<<<<

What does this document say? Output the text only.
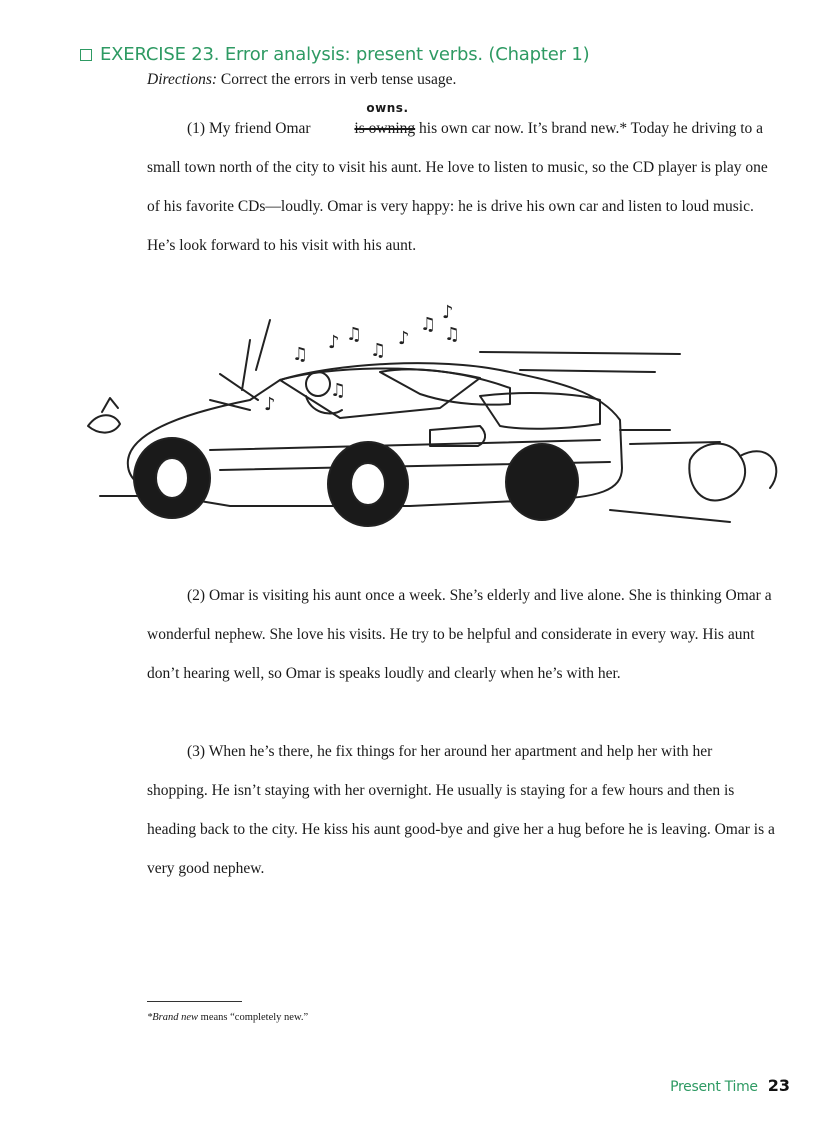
EXERCISE 23. Error analysis: present verbs. (Chapter 1)
Directions: Correct the errors in verb tense usage.
(1) My friend Omar
owns.
is owning his own car now. It’s brand new.* Today he driving to a small town north of the city to visit his aunt. He love to listen to music, so the CD player is play one of his favorite CDs—loudly. Omar is very happy: he is drive his own car and listen to loud music. He’s look forward to his visit with his aunt.
♫
♪ ♫
♫
♪
♫
♪
♫
♪
♫
(2) Omar is visiting his aunt once a week. She’s elderly and live alone. She is thinking Omar a wonderful nephew. She love his visits. He try to be helpful and considerate in every way. His aunt don’t hearing well, so Omar is speaks loudly and clearly when he’s with her.
(3) When he’s there, he fix things for her around her apartment and help her with her shopping. He isn’t staying with her overnight. He usually is staying for a few hours and then is heading back to the city. He kiss his aunt good-bye and give her a hug before he is leaving. Omar is a very good nephew.
*Brand new means “completely new.”
Present Time 23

>>>>

What is required>
Without the pictures, restate all the entries above exactly.

Task answer>
What does this document say? Output the text only.
EXERCISE 23. Error analysis: present verbs. (Chapter 1)
Directions: Correct the errors in verb tense usage.
(1) My friend Omar
owns.
is owning his own car now. It’s brand new.* Today he driving to a small town north of the city to visit his aunt. He love to listen to music, so the CD player is play one of his favorite CDs—loudly. Omar is very happy: he is drive his own car and listen to loud music. He’s look forward to his visit with his aunt.
♫
♪ ♫
♫
♪
♫
♪
♫
♪
♫
(2) Omar is visiting his aunt once a week. She’s elderly and live alone. She is thinking Omar a wonderful nephew. She love his visits. He try to be helpful and considerate in every way. His aunt don’t hearing well, so Omar is speaks loudly and clearly when he’s with her.
(3) When he’s there, he fix things for her around her apartment and help her with her shopping. He isn’t staying with her overnight. He usually is staying for a few hours and then is heading back to the city. He kiss his aunt good-bye and give her a hug before he is leaving. Omar is a very good nephew.
*Brand new means “completely new.”
Present Time 23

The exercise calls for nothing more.